### AIM OF THE EXERCISE
Write out all of the entries exactly as given.

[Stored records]
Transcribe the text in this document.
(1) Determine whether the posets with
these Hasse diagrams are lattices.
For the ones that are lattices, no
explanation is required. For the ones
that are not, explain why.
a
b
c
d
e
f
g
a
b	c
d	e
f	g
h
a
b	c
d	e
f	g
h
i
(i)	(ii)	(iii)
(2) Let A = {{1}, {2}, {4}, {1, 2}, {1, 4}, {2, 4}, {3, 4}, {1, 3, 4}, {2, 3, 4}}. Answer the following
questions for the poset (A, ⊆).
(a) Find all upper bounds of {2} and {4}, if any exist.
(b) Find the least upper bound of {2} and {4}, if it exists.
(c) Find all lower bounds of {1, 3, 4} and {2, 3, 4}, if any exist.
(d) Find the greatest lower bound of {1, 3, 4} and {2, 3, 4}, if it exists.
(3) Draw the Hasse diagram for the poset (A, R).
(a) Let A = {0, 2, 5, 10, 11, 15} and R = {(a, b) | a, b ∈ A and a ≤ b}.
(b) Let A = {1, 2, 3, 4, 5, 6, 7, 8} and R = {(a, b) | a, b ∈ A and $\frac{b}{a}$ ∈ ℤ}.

### TASK RESPONSE
Transcribe the text in this document.
(1) Determine whether the posets with
these Hasse diagrams are lattices.
For the ones that are lattices, no
explanation is required. For the ones
that are not, explain why.
a
b
c
d
e
f
g
a
b	c
d	e
f	g
h
a
b	c
d	e
f	g
h
i
(i)	(ii)	(iii)
(2) Let A = {{1}, {2}, {4}, {1, 2}, {1, 4}, {2, 4}, {3, 4}, {1, 3, 4}, {2, 3, 4}}. Answer the following
questions for the poset (A, ⊆).
(a) Find all upper bounds of {2} and {4}, if any exist.
(b) Find the least upper bound of {2} and {4}, if it exists.
(c) Find all lower bounds of {1, 3, 4} and {2, 3, 4}, if any exist.
(d) Find the greatest lower bound of {1, 3, 4} and {2, 3, 4}, if it exists.
(3) Draw the Hasse diagram for the poset (A, R).
(a) Let A = {0, 2, 5, 10, 11, 15} and R = {(a, b) | a, b ∈ A and a ≤ b}.
(b) Let A = {1, 2, 3, 4, 5, 6, 7, 8} and R = {(a, b) | a, b ∈ A and $\frac{b}{a}$ ∈ ℤ}.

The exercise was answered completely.